- **Directive**
Output each entry verbatim and exclude every picture from it.
________________
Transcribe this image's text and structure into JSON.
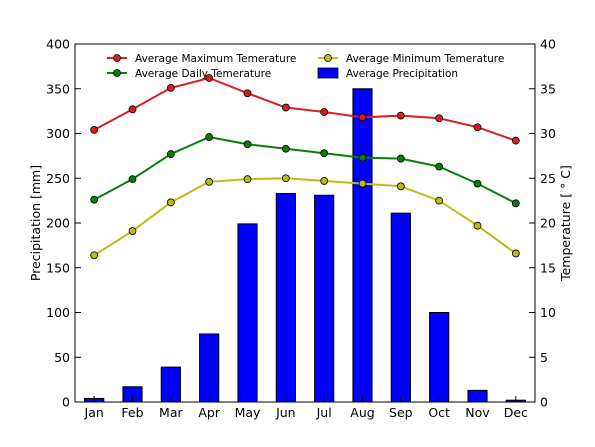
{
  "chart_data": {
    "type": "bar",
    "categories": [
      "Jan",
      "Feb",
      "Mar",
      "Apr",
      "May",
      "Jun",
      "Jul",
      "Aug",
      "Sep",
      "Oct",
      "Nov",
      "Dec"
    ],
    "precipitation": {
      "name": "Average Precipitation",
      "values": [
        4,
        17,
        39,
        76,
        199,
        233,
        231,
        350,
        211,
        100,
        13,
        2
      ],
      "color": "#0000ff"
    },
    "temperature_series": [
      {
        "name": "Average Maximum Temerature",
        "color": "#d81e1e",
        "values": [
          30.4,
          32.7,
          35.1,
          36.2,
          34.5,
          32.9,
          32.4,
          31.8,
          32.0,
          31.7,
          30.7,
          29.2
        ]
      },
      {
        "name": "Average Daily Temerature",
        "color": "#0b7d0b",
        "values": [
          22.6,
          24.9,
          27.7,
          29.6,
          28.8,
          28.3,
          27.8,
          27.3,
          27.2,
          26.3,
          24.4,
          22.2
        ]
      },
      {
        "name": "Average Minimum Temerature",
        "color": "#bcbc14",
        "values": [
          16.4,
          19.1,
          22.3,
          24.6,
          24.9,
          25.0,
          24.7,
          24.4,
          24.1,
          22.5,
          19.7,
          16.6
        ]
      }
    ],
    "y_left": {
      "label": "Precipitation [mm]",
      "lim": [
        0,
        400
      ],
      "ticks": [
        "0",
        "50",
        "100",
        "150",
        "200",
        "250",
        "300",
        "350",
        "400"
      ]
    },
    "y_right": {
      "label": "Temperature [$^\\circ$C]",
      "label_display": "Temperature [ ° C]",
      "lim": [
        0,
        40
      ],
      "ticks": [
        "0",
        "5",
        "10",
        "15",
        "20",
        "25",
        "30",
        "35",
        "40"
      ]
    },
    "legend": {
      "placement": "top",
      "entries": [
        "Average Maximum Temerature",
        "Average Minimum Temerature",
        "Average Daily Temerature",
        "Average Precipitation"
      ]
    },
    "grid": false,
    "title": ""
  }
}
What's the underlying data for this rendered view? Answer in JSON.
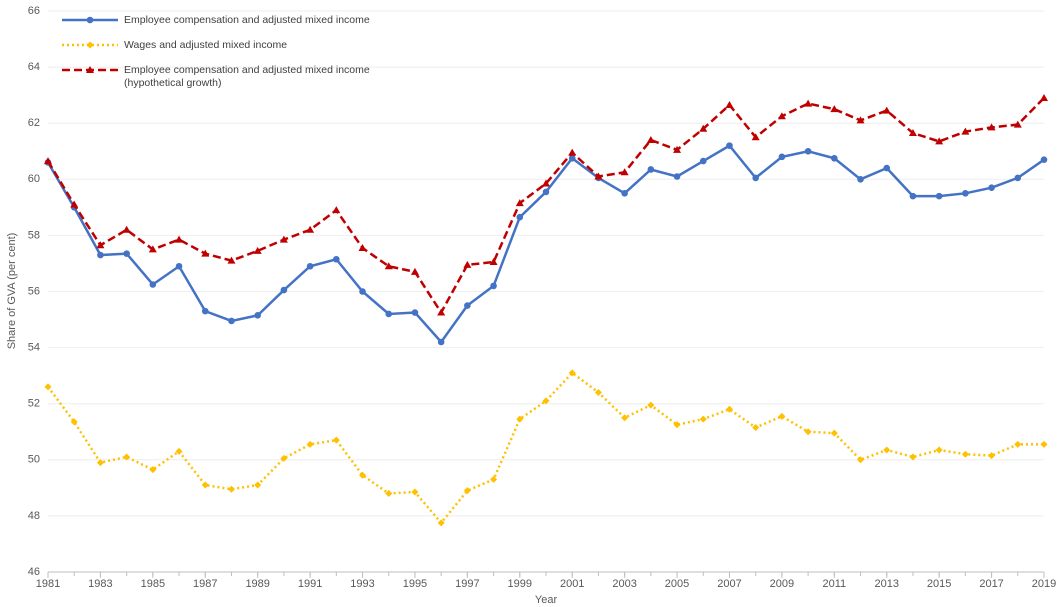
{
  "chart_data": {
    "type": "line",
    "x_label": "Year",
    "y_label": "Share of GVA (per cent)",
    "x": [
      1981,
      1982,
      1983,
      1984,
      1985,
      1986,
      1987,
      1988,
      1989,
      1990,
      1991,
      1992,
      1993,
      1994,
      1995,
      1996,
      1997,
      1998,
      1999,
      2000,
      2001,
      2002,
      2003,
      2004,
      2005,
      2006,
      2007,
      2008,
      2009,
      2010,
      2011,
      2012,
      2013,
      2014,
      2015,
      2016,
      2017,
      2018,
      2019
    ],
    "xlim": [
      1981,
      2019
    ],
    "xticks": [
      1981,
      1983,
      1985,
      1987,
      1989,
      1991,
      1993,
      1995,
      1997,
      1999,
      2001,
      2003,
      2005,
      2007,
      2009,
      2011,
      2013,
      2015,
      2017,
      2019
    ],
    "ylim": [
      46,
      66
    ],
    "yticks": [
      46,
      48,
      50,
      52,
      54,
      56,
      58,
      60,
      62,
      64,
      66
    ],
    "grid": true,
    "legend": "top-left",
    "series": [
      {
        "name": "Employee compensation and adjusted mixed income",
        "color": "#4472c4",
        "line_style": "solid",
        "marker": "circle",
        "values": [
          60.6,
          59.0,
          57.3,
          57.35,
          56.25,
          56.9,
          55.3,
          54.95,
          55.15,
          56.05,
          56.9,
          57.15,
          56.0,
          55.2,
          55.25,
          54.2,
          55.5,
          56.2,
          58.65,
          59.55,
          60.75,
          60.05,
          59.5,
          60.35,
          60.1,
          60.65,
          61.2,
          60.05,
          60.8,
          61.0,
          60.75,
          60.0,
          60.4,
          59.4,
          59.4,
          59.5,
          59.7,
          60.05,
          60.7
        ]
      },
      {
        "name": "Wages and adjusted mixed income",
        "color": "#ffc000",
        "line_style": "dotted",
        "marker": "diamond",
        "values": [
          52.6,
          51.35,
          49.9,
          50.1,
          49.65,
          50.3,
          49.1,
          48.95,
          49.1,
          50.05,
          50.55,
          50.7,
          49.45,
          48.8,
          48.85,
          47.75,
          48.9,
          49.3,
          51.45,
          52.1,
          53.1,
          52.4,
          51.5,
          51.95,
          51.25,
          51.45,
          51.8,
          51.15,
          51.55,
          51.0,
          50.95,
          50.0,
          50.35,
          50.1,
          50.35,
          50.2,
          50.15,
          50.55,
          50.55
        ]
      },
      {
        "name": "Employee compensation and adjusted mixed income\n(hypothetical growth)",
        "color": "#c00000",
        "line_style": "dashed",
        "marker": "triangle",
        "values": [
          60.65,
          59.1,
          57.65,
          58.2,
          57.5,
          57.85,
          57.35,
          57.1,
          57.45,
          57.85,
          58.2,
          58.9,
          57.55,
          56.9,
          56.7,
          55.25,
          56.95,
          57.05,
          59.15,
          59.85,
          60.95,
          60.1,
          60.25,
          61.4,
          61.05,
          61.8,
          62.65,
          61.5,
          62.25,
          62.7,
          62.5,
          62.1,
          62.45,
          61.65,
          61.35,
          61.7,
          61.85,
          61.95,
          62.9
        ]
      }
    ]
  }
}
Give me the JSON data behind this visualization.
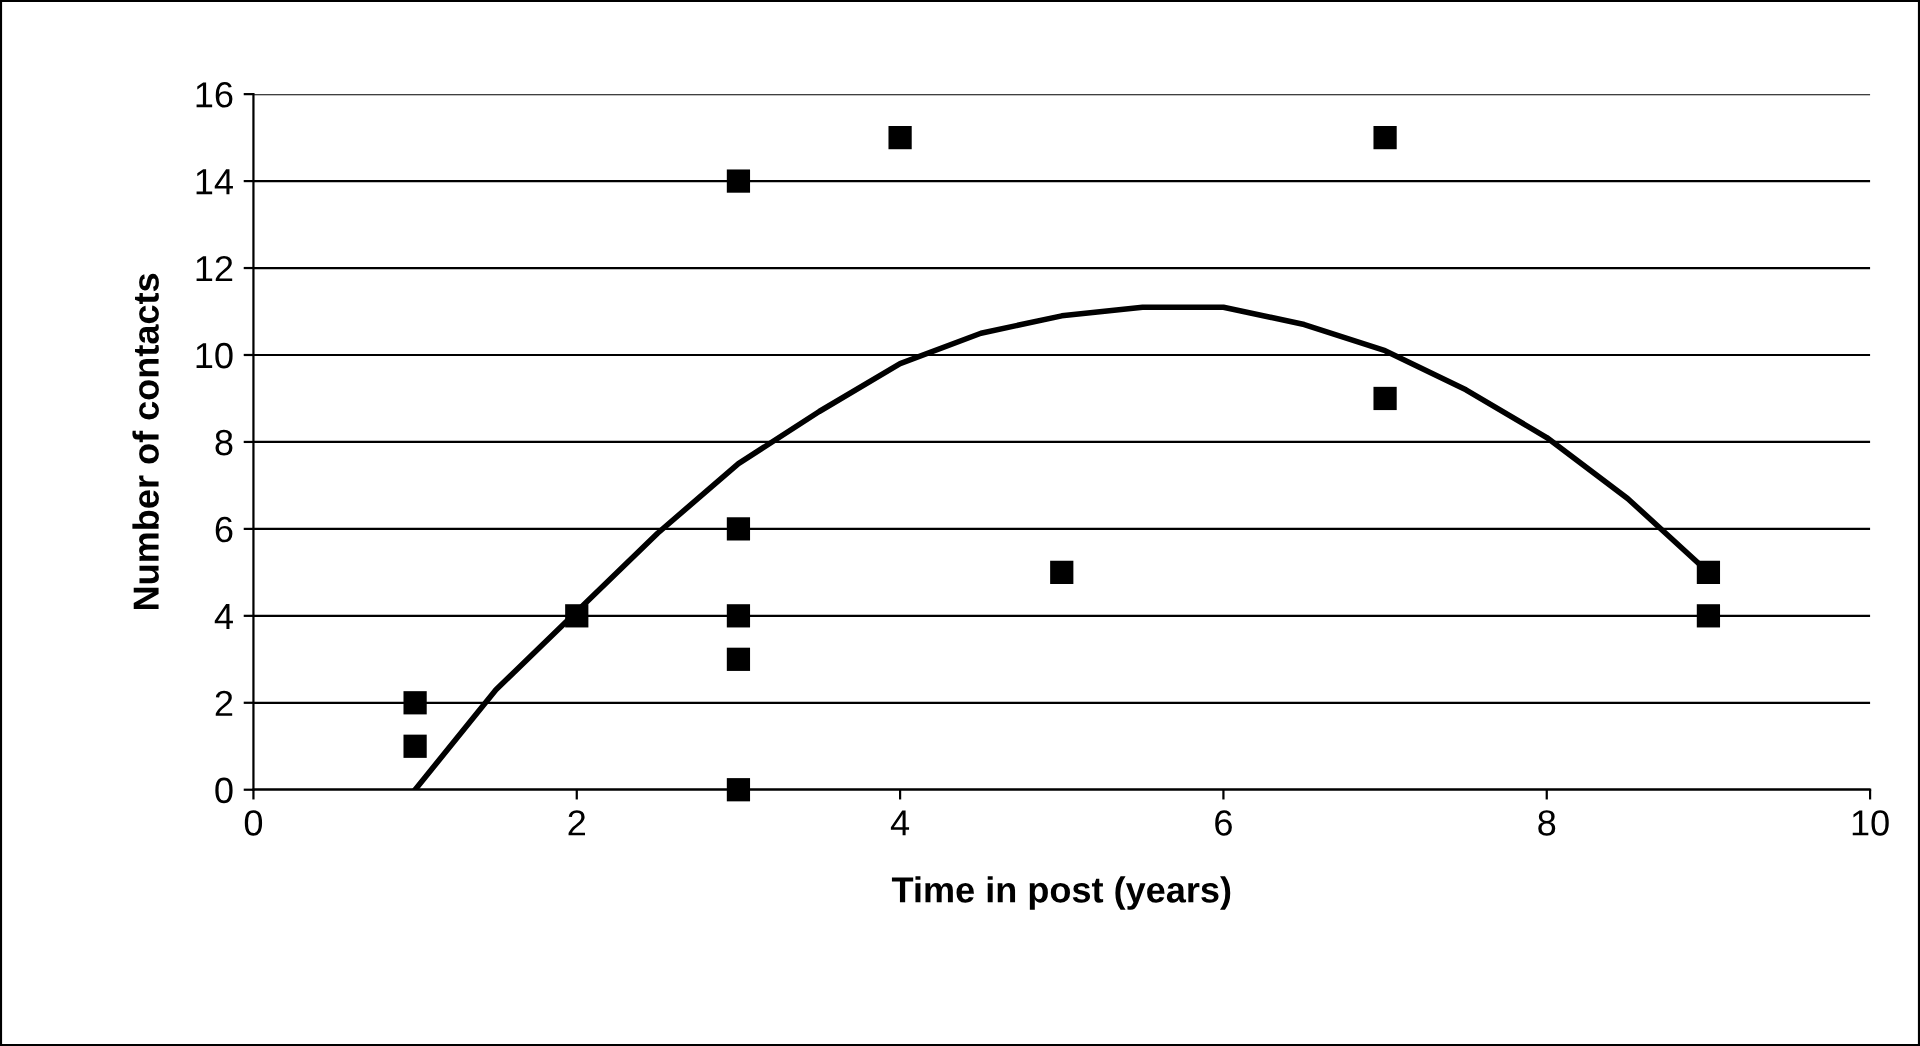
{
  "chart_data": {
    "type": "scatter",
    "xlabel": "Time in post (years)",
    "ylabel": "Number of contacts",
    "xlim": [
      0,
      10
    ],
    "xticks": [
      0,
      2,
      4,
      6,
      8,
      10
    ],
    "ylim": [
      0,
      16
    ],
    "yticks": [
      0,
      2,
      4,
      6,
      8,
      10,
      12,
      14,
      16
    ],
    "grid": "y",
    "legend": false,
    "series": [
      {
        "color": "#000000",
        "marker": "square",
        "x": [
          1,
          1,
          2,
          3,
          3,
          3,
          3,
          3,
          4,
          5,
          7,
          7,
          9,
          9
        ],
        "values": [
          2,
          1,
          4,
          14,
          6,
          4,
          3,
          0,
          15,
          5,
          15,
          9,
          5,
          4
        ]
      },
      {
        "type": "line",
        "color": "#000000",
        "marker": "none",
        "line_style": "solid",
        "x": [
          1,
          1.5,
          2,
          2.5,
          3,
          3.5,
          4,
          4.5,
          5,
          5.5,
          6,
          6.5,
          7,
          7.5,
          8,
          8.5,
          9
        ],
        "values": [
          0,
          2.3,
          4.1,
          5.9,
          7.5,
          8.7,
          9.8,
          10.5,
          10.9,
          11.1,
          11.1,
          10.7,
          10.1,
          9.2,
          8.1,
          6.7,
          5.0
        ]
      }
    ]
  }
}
________________
- **Task solution**
Transcribe this image's text and structure into JSON.
{
  "chart_data": {
    "type": "bar",
    "categories": [
      "Jan",
      "Feb",
      "Mar",
      "Apr",
      "May",
      "Jun",
      "Jul",
      "Aug",
      "Sep",
      "Oct",
      "Nov",
      "Dec"
    ],
    "precipitation": {
      "name": "Average Precipitation",
      "values": [
        4,
        17,
        39,
        76,
        199,
        233,
        231,
        350,
        211,
        100,
        13,
        2
      ],
      "color": "#0000ff"
    },
    "temperature_series": [
      {
        "name": "Average Maximum Temerature",
        "color": "#d81e1e",
        "values": [
          30.4,
          32.7,
          35.1,
          36.2,
          34.5,
          32.9,
          32.4,
          31.8,
          32.0,
          31.7,
          30.7,
          29.2
        ]
      },
      {
        "name": "Average Daily Temerature",
        "color": "#0b7d0b",
        "values": [
          22.6,
          24.9,
          27.7,
          29.6,
          28.8,
          28.3,
          27.8,
          27.3,
          27.2,
          26.3,
          24.4,
          22.2
        ]
      },
      {
        "name": "Average Minimum Temerature",
        "color": "#bcbc14",
        "values": [
          16.4,
          19.1,
          22.3,
          24.6,
          24.9,
          25.0,
          24.7,
          24.4,
          24.1,
          22.5,
          19.7,
          16.6
        ]
      }
    ],
    "y_left": {
      "label": "Precipitation [mm]",
      "lim": [
        0,
        400
      ],
      "ticks": [
        "0",
        "50",
        "100",
        "150",
        "200",
        "250",
        "300",
        "350",
        "400"
      ]
    },
    "y_right": {
      "label": "Temperature [$^\\circ$C]",
      "label_display": "Temperature [ ° C]",
      "lim": [
        0,
        40
      ],
      "ticks": [
        "0",
        "5",
        "10",
        "15",
        "20",
        "25",
        "30",
        "35",
        "40"
      ]
    },
    "legend": {
      "placement": "top",
      "entries": [
        "Average Maximum Temerature",
        "Average Minimum Temerature",
        "Average Daily Temerature",
        "Average Precipitation"
      ]
    },
    "grid": false,
    "title": ""
  }
}
What's the underlying data for this rendered view? Answer in JSON.
{
  "chart_data": {
    "type": "line",
    "x_label": "Year",
    "y_label": "Share of GVA (per cent)",
    "x": [
      1981,
      1982,
      1983,
      1984,
      1985,
      1986,
      1987,
      1988,
      1989,
      1990,
      1991,
      1992,
      1993,
      1994,
      1995,
      1996,
      1997,
      1998,
      1999,
      2000,
      2001,
      2002,
      2003,
      2004,
      2005,
      2006,
      2007,
      2008,
      2009,
      2010,
      2011,
      2012,
      2013,
      2014,
      2015,
      2016,
      2017,
      2018,
      2019
    ],
    "xlim": [
      1981,
      2019
    ],
    "xticks": [
      1981,
      1983,
      1985,
      1987,
      1989,
      1991,
      1993,
      1995,
      1997,
      1999,
      2001,
      2003,
      2005,
      2007,
      2009,
      2011,
      2013,
      2015,
      2017,
      2019
    ],
    "ylim": [
      46,
      66
    ],
    "yticks": [
      46,
      48,
      50,
      52,
      54,
      56,
      58,
      60,
      62,
      64,
      66
    ],
    "grid": true,
    "legend": "top-left",
    "series": [
      {
        "name": "Employee compensation and adjusted mixed income",
        "color": "#4472c4",
        "line_style": "solid",
        "marker": "circle",
        "values": [
          60.6,
          59.0,
          57.3,
          57.35,
          56.25,
          56.9,
          55.3,
          54.95,
          55.15,
          56.05,
          56.9,
          57.15,
          56.0,
          55.2,
          55.25,
          54.2,
          55.5,
          56.2,
          58.65,
          59.55,
          60.75,
          60.05,
          59.5,
          60.35,
          60.1,
          60.65,
          61.2,
          60.05,
          60.8,
          61.0,
          60.75,
          60.0,
          60.4,
          59.4,
          59.4,
          59.5,
          59.7,
          60.05,
          60.7
        ]
      },
      {
        "name": "Wages and adjusted mixed income",
        "color": "#ffc000",
        "line_style": "dotted",
        "marker": "diamond",
        "values": [
          52.6,
          51.35,
          49.9,
          50.1,
          49.65,
          50.3,
          49.1,
          48.95,
          49.1,
          50.05,
          50.55,
          50.7,
          49.45,
          48.8,
          48.85,
          47.75,
          48.9,
          49.3,
          51.45,
          52.1,
          53.1,
          52.4,
          51.5,
          51.95,
          51.25,
          51.45,
          51.8,
          51.15,
          51.55,
          51.0,
          50.95,
          50.0,
          50.35,
          50.1,
          50.35,
          50.2,
          50.15,
          50.55,
          50.55
        ]
      },
      {
        "name": "Employee compensation and adjusted mixed income\n(hypothetical growth)",
        "color": "#c00000",
        "line_style": "dashed",
        "marker": "triangle",
        "values": [
          60.65,
          59.1,
          57.65,
          58.2,
          57.5,
          57.85,
          57.35,
          57.1,
          57.45,
          57.85,
          58.2,
          58.9,
          57.55,
          56.9,
          56.7,
          55.25,
          56.95,
          57.05,
          59.15,
          59.85,
          60.95,
          60.1,
          60.25,
          61.4,
          61.05,
          61.8,
          62.65,
          61.5,
          62.25,
          62.7,
          62.5,
          62.1,
          62.45,
          61.65,
          61.35,
          61.7,
          61.85,
          61.95,
          62.9
        ]
      }
    ]
  }
}
Give me the JSON data behind this visualization.
{
  "chart_data": {
    "type": "scatter",
    "xlabel": "Time in post (years)",
    "ylabel": "Number of contacts",
    "xlim": [
      0,
      10
    ],
    "xticks": [
      0,
      2,
      4,
      6,
      8,
      10
    ],
    "ylim": [
      0,
      16
    ],
    "yticks": [
      0,
      2,
      4,
      6,
      8,
      10,
      12,
      14,
      16
    ],
    "grid": "y",
    "legend": false,
    "series": [
      {
        "color": "#000000",
        "marker": "square",
        "x": [
          1,
          1,
          2,
          3,
          3,
          3,
          3,
          3,
          4,
          5,
          7,
          7,
          9,
          9
        ],
        "values": [
          2,
          1,
          4,
          14,
          6,
          4,
          3,
          0,
          15,
          5,
          15,
          9,
          5,
          4
        ]
      },
      {
        "type": "line",
        "color": "#000000",
        "marker": "none",
        "line_style": "solid",
        "x": [
          1,
          1.5,
          2,
          2.5,
          3,
          3.5,
          4,
          4.5,
          5,
          5.5,
          6,
          6.5,
          7,
          7.5,
          8,
          8.5,
          9
        ],
        "values": [
          0,
          2.3,
          4.1,
          5.9,
          7.5,
          8.7,
          9.8,
          10.5,
          10.9,
          11.1,
          11.1,
          10.7,
          10.1,
          9.2,
          8.1,
          6.7,
          5.0
        ]
      }
    ]
  }
}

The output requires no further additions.